---------- Provided records ----------
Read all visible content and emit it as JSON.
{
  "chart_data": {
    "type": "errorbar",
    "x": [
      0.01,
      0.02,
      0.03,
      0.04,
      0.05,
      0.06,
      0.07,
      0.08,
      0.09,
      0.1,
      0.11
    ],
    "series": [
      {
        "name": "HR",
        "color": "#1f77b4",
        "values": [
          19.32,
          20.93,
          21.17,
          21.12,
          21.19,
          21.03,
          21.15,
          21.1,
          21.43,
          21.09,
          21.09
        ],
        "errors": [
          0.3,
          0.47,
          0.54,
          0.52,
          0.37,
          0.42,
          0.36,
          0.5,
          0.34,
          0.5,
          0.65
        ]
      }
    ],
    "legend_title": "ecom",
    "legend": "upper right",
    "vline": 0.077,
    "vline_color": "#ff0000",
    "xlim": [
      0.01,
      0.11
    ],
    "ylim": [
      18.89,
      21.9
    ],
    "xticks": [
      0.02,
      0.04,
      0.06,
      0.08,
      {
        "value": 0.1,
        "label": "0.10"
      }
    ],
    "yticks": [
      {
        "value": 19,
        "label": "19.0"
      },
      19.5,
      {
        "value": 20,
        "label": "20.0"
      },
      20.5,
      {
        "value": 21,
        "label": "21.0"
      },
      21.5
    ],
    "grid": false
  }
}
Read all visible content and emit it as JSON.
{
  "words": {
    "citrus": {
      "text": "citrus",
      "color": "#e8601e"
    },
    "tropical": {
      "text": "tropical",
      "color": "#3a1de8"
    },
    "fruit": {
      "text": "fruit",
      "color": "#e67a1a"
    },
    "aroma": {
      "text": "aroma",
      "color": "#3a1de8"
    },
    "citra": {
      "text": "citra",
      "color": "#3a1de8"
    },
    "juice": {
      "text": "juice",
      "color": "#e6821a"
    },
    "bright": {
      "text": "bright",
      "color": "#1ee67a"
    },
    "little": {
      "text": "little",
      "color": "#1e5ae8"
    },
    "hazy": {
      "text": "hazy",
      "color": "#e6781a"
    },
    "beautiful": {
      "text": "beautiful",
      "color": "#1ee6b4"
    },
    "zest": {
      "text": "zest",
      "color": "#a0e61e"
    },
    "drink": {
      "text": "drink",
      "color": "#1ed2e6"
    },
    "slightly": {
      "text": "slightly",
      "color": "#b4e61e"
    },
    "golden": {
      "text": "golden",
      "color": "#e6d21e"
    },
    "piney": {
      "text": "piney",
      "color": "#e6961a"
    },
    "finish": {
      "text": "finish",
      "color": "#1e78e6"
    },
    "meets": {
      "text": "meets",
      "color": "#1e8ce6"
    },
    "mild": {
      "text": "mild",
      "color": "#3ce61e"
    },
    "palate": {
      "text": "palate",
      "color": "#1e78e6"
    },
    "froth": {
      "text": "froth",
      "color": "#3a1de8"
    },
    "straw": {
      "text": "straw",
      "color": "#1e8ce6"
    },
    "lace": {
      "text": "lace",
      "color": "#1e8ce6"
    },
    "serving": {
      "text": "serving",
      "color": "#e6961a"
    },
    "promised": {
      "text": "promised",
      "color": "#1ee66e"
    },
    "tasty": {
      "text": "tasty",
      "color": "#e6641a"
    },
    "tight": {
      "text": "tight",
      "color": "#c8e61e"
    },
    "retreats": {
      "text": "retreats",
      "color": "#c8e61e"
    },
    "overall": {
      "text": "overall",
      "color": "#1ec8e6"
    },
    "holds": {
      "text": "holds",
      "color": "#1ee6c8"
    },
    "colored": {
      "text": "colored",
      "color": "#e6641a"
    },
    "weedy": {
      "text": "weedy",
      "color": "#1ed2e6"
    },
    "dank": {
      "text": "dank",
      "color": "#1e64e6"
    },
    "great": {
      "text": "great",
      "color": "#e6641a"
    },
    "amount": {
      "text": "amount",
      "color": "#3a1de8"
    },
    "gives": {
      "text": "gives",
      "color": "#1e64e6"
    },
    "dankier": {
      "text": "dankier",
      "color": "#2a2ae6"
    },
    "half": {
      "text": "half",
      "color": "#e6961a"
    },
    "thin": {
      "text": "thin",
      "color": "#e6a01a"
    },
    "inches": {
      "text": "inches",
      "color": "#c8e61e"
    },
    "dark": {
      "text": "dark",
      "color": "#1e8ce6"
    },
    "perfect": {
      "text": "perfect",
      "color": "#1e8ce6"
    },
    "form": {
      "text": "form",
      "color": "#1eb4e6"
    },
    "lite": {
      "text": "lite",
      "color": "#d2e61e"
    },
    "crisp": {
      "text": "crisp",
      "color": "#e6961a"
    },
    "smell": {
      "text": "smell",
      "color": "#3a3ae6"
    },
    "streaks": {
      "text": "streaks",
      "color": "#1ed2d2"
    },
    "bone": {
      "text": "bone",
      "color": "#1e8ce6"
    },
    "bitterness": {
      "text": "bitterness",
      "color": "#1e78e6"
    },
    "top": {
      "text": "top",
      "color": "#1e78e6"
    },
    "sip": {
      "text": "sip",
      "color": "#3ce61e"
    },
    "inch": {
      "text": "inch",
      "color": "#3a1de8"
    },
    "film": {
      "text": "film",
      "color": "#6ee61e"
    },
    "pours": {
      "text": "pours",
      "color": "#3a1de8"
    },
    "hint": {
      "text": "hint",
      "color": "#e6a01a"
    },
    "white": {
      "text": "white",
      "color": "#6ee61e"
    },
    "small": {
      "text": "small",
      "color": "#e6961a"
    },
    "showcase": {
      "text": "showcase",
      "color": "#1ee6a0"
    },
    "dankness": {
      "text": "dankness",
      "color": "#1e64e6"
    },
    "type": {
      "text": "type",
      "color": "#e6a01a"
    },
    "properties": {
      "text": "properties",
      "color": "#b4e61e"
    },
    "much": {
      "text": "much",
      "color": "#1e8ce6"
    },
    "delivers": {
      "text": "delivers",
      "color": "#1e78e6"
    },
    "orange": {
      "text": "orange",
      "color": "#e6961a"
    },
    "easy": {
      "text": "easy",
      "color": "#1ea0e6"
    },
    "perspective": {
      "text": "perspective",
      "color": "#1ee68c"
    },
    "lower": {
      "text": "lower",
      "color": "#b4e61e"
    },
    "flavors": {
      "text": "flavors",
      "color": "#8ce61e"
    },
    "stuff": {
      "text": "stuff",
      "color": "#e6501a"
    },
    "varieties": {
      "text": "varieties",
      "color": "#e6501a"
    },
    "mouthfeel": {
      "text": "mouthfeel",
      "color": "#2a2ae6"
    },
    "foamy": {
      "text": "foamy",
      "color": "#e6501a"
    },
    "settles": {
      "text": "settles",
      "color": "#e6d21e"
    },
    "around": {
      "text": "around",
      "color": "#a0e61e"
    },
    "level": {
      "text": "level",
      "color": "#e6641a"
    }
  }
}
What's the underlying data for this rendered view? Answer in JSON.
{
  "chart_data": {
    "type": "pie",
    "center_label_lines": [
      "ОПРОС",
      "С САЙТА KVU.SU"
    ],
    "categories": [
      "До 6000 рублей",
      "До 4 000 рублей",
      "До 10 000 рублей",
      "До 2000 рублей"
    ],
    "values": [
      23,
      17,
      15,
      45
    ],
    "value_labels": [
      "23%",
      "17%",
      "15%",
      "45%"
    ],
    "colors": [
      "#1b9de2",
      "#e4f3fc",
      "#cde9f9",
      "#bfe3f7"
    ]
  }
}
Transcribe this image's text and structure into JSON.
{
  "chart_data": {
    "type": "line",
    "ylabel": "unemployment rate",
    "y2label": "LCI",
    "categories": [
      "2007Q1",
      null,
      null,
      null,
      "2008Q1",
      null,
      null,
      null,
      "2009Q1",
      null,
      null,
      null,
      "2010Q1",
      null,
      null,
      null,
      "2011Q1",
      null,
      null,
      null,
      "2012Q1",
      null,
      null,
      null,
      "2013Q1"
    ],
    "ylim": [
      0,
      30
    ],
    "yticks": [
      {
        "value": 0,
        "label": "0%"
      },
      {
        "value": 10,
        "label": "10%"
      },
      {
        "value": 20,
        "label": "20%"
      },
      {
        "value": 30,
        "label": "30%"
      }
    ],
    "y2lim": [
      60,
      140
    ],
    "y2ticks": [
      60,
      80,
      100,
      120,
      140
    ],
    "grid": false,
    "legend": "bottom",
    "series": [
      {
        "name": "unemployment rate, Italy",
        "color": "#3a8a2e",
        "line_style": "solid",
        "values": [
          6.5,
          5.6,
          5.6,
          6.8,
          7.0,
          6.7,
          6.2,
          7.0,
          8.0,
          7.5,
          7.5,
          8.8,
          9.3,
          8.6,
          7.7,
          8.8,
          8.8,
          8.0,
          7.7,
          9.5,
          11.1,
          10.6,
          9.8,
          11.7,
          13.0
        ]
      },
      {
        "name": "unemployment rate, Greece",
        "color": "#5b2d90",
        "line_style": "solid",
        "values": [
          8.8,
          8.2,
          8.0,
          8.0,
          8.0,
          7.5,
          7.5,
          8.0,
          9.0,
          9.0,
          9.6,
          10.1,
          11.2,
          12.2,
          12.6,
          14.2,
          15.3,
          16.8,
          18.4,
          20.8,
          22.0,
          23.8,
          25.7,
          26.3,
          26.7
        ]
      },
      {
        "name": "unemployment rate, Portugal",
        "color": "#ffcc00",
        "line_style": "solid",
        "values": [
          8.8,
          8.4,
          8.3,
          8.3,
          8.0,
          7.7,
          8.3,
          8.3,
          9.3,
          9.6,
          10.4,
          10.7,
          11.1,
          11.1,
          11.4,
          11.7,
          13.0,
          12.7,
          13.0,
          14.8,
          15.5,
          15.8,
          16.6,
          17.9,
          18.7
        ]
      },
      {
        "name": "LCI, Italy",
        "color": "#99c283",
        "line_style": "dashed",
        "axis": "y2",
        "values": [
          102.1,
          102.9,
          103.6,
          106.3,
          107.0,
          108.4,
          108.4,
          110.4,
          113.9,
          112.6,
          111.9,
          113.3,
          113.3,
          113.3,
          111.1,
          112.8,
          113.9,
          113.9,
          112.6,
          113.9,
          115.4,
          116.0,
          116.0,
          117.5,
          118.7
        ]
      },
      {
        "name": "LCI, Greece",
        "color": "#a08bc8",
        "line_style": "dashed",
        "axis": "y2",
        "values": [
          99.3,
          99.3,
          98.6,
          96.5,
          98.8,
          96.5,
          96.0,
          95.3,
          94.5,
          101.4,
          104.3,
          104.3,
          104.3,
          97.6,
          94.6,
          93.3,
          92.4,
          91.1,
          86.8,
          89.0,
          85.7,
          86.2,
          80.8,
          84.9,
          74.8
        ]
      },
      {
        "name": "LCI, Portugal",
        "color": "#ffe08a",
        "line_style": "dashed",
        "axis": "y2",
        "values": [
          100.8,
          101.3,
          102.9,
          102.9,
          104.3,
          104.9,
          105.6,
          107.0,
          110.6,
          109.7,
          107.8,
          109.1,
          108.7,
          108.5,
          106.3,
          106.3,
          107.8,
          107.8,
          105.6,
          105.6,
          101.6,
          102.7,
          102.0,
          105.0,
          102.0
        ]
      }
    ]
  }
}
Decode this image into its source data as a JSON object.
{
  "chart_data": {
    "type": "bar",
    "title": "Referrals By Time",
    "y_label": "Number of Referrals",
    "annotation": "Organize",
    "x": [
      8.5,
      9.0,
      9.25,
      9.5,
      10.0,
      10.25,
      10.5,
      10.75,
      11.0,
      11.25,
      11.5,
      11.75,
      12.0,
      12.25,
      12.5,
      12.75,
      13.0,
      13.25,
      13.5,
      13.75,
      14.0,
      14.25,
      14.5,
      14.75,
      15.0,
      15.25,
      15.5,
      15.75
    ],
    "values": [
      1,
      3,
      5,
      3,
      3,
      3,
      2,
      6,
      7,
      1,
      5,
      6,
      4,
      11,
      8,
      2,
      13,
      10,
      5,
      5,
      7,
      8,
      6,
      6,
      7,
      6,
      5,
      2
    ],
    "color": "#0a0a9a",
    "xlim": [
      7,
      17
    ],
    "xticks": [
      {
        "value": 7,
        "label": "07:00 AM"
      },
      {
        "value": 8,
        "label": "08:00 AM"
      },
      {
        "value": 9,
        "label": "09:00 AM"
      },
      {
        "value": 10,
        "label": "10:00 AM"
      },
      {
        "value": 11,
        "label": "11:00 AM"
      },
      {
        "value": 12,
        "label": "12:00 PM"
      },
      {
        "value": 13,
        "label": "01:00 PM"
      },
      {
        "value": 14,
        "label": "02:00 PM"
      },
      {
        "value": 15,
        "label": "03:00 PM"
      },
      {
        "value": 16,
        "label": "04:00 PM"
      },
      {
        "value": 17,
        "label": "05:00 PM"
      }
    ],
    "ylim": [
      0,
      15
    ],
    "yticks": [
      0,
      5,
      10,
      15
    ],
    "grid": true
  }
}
----------
| Aim of the task |
Return exactly the lines from the line bearing "Decode this image" to the end of the records, inclusive of both; include no other lines.

| Written solution |
Decode this image into its source data as a JSON object.
{
  "chart_data": {
    "type": "bar",
    "title": "Referrals By Time",
    "y_label": "Number of Referrals",
    "annotation": "Organize",
    "x": [
      8.5,
      9.0,
      9.25,
      9.5,
      10.0,
      10.25,
      10.5,
      10.75,
      11.0,
      11.25,
      11.5,
      11.75,
      12.0,
      12.25,
      12.5,
      12.75,
      13.0,
      13.25,
      13.5,
      13.75,
      14.0,
      14.25,
      14.5,
      14.75,
      15.0,
      15.25,
      15.5,
      15.75
    ],
    "values": [
      1,
      3,
      5,
      3,
      3,
      3,
      2,
      6,
      7,
      1,
      5,
      6,
      4,
      11,
      8,
      2,
      13,
      10,
      5,
      5,
      7,
      8,
      6,
      6,
      7,
      6,
      5,
      2
    ],
    "color": "#0a0a9a",
    "xlim": [
      7,
      17
    ],
    "xticks": [
      {
        "value": 7,
        "label": "07:00 AM"
      },
      {
        "value": 8,
        "label": "08:00 AM"
      },
      {
        "value": 9,
        "label": "09:00 AM"
      },
      {
        "value": 10,
        "label": "10:00 AM"
      },
      {
        "value": 11,
        "label": "11:00 AM"
      },
      {
        "value": 12,
        "label": "12:00 PM"
      },
      {
        "value": 13,
        "label": "01:00 PM"
      },
      {
        "value": 14,
        "label": "02:00 PM"
      },
      {
        "value": 15,
        "label": "03:00 PM"
      },
      {
        "value": 16,
        "label": "04:00 PM"
      },
      {
        "value": 17,
        "label": "05:00 PM"
      }
    ],
    "ylim": [
      0,
      15
    ],
    "yticks": [
      0,
      5,
      10,
      15
    ],
    "grid": true
  }
}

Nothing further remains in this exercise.